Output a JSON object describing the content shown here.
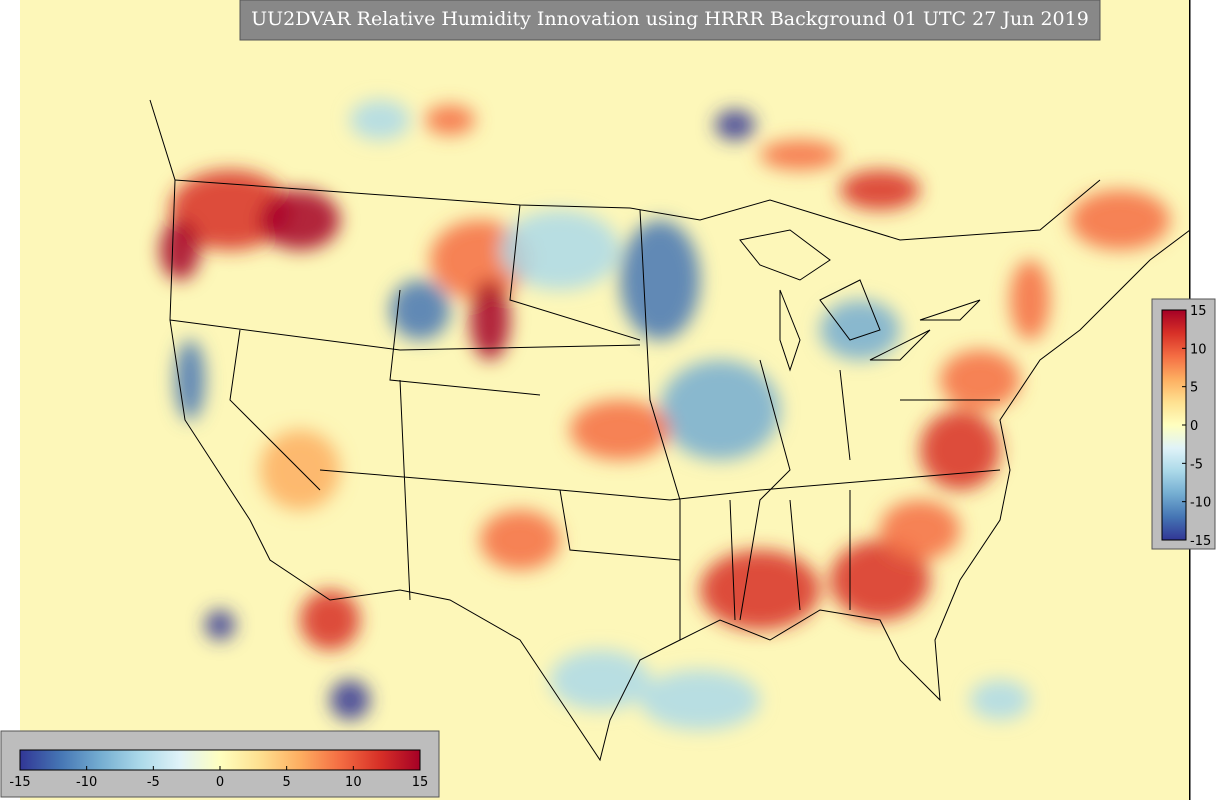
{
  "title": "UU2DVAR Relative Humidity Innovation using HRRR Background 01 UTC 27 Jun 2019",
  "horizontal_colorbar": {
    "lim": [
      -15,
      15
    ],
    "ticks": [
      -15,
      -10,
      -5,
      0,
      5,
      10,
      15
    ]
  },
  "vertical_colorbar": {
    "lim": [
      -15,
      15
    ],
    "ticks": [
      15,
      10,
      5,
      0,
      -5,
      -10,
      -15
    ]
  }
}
---
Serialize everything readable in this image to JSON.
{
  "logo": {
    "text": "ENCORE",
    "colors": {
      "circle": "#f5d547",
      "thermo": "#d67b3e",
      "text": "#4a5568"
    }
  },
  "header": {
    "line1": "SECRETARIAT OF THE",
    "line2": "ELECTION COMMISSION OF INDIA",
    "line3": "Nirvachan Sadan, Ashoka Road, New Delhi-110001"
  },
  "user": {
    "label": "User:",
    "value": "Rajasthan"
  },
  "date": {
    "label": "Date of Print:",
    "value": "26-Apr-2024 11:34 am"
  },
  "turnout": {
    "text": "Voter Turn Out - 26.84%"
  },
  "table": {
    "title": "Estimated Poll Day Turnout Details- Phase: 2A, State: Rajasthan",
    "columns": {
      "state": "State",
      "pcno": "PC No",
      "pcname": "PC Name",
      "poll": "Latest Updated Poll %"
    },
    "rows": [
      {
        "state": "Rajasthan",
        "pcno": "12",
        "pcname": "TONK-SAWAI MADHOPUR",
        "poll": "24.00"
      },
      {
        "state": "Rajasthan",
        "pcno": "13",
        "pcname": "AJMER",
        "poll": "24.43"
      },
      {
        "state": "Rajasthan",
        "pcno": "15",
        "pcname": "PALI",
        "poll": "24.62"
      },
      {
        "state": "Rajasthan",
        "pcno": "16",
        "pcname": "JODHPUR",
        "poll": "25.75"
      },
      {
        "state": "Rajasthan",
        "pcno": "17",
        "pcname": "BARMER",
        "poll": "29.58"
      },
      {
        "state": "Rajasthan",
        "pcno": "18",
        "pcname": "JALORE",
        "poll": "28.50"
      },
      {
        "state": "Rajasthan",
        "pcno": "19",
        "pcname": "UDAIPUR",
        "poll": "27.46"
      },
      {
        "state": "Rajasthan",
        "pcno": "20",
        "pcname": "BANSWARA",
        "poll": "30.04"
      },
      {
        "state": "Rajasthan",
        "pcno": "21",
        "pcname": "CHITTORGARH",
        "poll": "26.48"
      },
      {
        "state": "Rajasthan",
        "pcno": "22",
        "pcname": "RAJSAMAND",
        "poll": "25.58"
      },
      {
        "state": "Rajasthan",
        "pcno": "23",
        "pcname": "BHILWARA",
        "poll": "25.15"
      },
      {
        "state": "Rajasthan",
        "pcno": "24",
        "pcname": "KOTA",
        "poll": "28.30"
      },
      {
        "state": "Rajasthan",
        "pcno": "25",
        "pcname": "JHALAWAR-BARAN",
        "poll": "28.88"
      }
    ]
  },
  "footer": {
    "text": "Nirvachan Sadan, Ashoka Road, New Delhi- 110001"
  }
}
---
## [Task objective]
Which lines above contain "text"? Show each of them.

## [Complete response]
    "text": "ENCORE",
      "text": "#4a5568"
    "text": "Voter Turn Out - 26.84%"
    "text": "Nirvachan Sadan, Ashoka Road, New Delhi- 110001"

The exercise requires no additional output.